* **WRITTEN PROBLEM**:
Copy every line from the data below in which the string "color" can be found.

Records about charts and figures:
┄┄┄┄┄┄

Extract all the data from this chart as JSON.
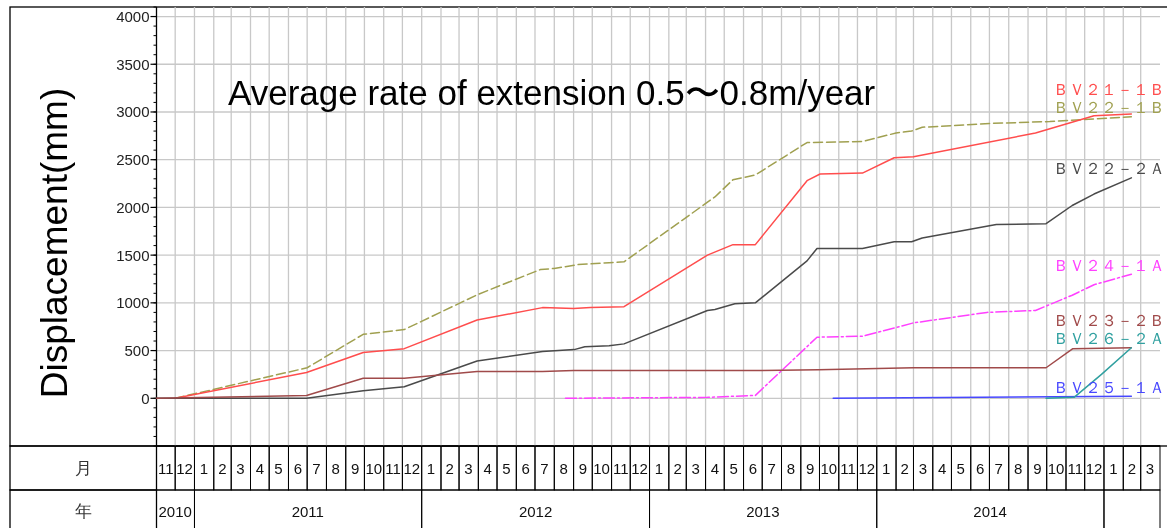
{
  "chart_data": {
    "type": "line",
    "title": "Average rate of extension 0.5〜0.8m/year",
    "ylabel": "Displacement(mm)",
    "xlabel": "月",
    "x2label": "年",
    "xlim": [
      "2010-11-01",
      "2015-04-01"
    ],
    "x2lim": [
      "2010-11-01",
      "2015-04-01"
    ],
    "xticks": [
      {
        "value": "2010-11-16",
        "label": "11"
      },
      {
        "value": "2010-12-16",
        "label": "12"
      },
      {
        "value": "2011-01-16",
        "label": "1"
      },
      {
        "value": "2011-02-15",
        "label": "2"
      },
      {
        "value": "2011-03-16",
        "label": "3"
      },
      {
        "value": "2011-04-16",
        "label": "4"
      },
      {
        "value": "2011-05-16",
        "label": "5"
      },
      {
        "value": "2011-06-16",
        "label": "6"
      },
      {
        "value": "2011-07-16",
        "label": "7"
      },
      {
        "value": "2011-08-16",
        "label": "8"
      },
      {
        "value": "2011-09-16",
        "label": "9"
      },
      {
        "value": "2011-10-16",
        "label": "10"
      },
      {
        "value": "2011-11-16",
        "label": "11"
      },
      {
        "value": "2011-12-16",
        "label": "12"
      },
      {
        "value": "2012-01-16",
        "label": "1"
      },
      {
        "value": "2012-02-15",
        "label": "2"
      },
      {
        "value": "2012-03-16",
        "label": "3"
      },
      {
        "value": "2012-04-16",
        "label": "4"
      },
      {
        "value": "2012-05-16",
        "label": "5"
      },
      {
        "value": "2012-06-16",
        "label": "6"
      },
      {
        "value": "2012-07-16",
        "label": "7"
      },
      {
        "value": "2012-08-16",
        "label": "8"
      },
      {
        "value": "2012-09-16",
        "label": "9"
      },
      {
        "value": "2012-10-16",
        "label": "10"
      },
      {
        "value": "2012-11-16",
        "label": "11"
      },
      {
        "value": "2012-12-16",
        "label": "12"
      },
      {
        "value": "2013-01-16",
        "label": "1"
      },
      {
        "value": "2013-02-15",
        "label": "2"
      },
      {
        "value": "2013-03-16",
        "label": "3"
      },
      {
        "value": "2013-04-16",
        "label": "4"
      },
      {
        "value": "2013-05-16",
        "label": "5"
      },
      {
        "value": "2013-06-16",
        "label": "6"
      },
      {
        "value": "2013-07-16",
        "label": "7"
      },
      {
        "value": "2013-08-16",
        "label": "8"
      },
      {
        "value": "2013-09-16",
        "label": "9"
      },
      {
        "value": "2013-10-16",
        "label": "10"
      },
      {
        "value": "2013-11-16",
        "label": "11"
      },
      {
        "value": "2013-12-16",
        "label": "12"
      },
      {
        "value": "2014-01-16",
        "label": "1"
      },
      {
        "value": "2014-02-15",
        "label": "2"
      },
      {
        "value": "2014-03-16",
        "label": "3"
      },
      {
        "value": "2014-04-16",
        "label": "4"
      },
      {
        "value": "2014-05-16",
        "label": "5"
      },
      {
        "value": "2014-06-16",
        "label": "6"
      },
      {
        "value": "2014-07-16",
        "label": "7"
      },
      {
        "value": "2014-08-16",
        "label": "8"
      },
      {
        "value": "2014-09-16",
        "label": "9"
      },
      {
        "value": "2014-10-16",
        "label": "10"
      },
      {
        "value": "2014-11-16",
        "label": "11"
      },
      {
        "value": "2014-12-16",
        "label": "12"
      },
      {
        "value": "2015-01-16",
        "label": "1"
      },
      {
        "value": "2015-02-15",
        "label": "2"
      },
      {
        "value": "2015-03-16",
        "label": "3"
      }
    ],
    "x2ticks": [
      {
        "value": "2010-12-01",
        "label": "2010"
      },
      {
        "value": "2011-07-02",
        "label": "2011"
      },
      {
        "value": "2012-07-02",
        "label": "2012"
      },
      {
        "value": "2013-07-02",
        "label": "2013"
      },
      {
        "value": "2014-07-02",
        "label": "2014"
      }
    ],
    "ylim": [
      -500,
      4100
    ],
    "yticks": [
      0,
      500,
      1000,
      1500,
      2000,
      2500,
      3000,
      3500,
      4000
    ],
    "grid": true,
    "series": [
      {
        "name": "ＢＶ２２－１Ｂ",
        "color": "#a0a050",
        "line_style": "dashed",
        "x": [
          "2010-12-01",
          "2011-07-01",
          "2011-09-29",
          "2011-12-04",
          "2012-04-01",
          "2012-07-10",
          "2012-08-01",
          "2012-09-07",
          "2012-10-28",
          "2012-11-21",
          "2013-04-16",
          "2013-05-15",
          "2013-06-20",
          "2013-09-11",
          "2013-12-09",
          "2014-02-01",
          "2014-02-26",
          "2014-03-15",
          "2014-07-03",
          "2014-10-06",
          "2015-02-14"
        ],
        "values": [
          0,
          320,
          670,
          720,
          1090,
          1350,
          1360,
          1400,
          1420,
          1430,
          2110,
          2290,
          2340,
          2680,
          2690,
          2780,
          2800,
          2840,
          2880,
          2900,
          2950
        ]
      },
      {
        "name": "ＢＶ２１－１Ｂ",
        "color": "#ff4d4d",
        "line_style": "solid",
        "x": [
          "2010-12-01",
          "2011-06-30",
          "2011-09-29",
          "2011-12-04",
          "2012-03-30",
          "2012-07-13",
          "2012-09-01",
          "2012-09-28",
          "2012-11-21",
          "2013-04-04",
          "2013-05-15",
          "2013-06-20",
          "2013-09-11",
          "2013-10-02",
          "2013-12-09",
          "2014-01-29",
          "2014-03-01",
          "2014-09-13",
          "2014-12-16",
          "2015-02-14"
        ],
        "values": [
          0,
          270,
          480,
          520,
          820,
          950,
          940,
          950,
          960,
          1500,
          1610,
          1610,
          2280,
          2350,
          2360,
          2520,
          2530,
          2780,
          2960,
          2980
        ]
      },
      {
        "name": "ＢＶ２２－２Ａ",
        "color": "#4a4a4a",
        "line_style": "solid",
        "x": [
          "2010-11-01",
          "2011-06-30",
          "2011-09-29",
          "2011-12-04",
          "2012-03-30",
          "2012-07-13",
          "2012-09-02",
          "2012-09-19",
          "2012-10-28",
          "2012-11-21",
          "2013-04-04",
          "2013-04-16",
          "2013-05-18",
          "2013-06-20",
          "2013-09-11",
          "2013-09-27",
          "2013-12-09",
          "2014-01-29",
          "2014-02-26",
          "2014-03-15",
          "2014-07-12",
          "2014-09-30",
          "2014-11-11",
          "2014-12-16",
          "2015-02-14"
        ],
        "values": [
          0,
          0,
          80,
          120,
          390,
          490,
          510,
          540,
          550,
          570,
          920,
          930,
          990,
          1000,
          1440,
          1570,
          1570,
          1640,
          1640,
          1680,
          1820,
          1830,
          2020,
          2140,
          2310
        ]
      },
      {
        "name": "ＢＶ２４－１Ａ",
        "color": "#ff40ff",
        "line_style": "dashdot",
        "x": [
          "2012-08-19",
          "2013-04-04",
          "2013-06-20",
          "2013-09-27",
          "2013-12-09",
          "2014-03-01",
          "2014-06-27",
          "2014-09-13",
          "2014-11-11",
          "2014-12-16",
          "2015-02-14"
        ],
        "values": [
          0,
          10,
          30,
          640,
          650,
          790,
          900,
          920,
          1080,
          1190,
          1300
        ]
      },
      {
        "name": "ＢＶ２５－１Ａ",
        "color": "#4848ff",
        "line_style": "solid",
        "x": [
          "2013-10-23",
          "2015-02-14"
        ],
        "values": [
          0,
          20
        ]
      },
      {
        "name": "ＢＶ２３－２Ｂ",
        "color": "#a04a4a",
        "line_style": "solid",
        "x": [
          "2010-11-01",
          "2011-06-30",
          "2011-09-29",
          "2011-12-04",
          "2012-03-30",
          "2012-07-13",
          "2012-09-01",
          "2012-11-21",
          "2013-06-20",
          "2013-09-29",
          "2014-03-01",
          "2014-09-30",
          "2014-11-12",
          "2015-02-14"
        ],
        "values": [
          0,
          30,
          210,
          210,
          280,
          280,
          290,
          290,
          290,
          300,
          320,
          320,
          520,
          530
        ]
      },
      {
        "name": "ＢＶ２６－２Ａ",
        "color": "#30a0a0",
        "line_style": "solid",
        "x": [
          "2014-09-30",
          "2014-11-14",
          "2014-12-28",
          "2015-02-14"
        ],
        "values": [
          0,
          10,
          250,
          530
        ]
      }
    ]
  }
}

┄┄┄┄┄┄

* **SOLUTION FOR THIS EXERCISE**:
        "color": "#a0a050",
        "color": "#ff4d4d",
        "color": "#4a4a4a",
        "color": "#ff40ff",
        "color": "#4848ff",
        "color": "#a04a4a",
        "color": "#30a0a0",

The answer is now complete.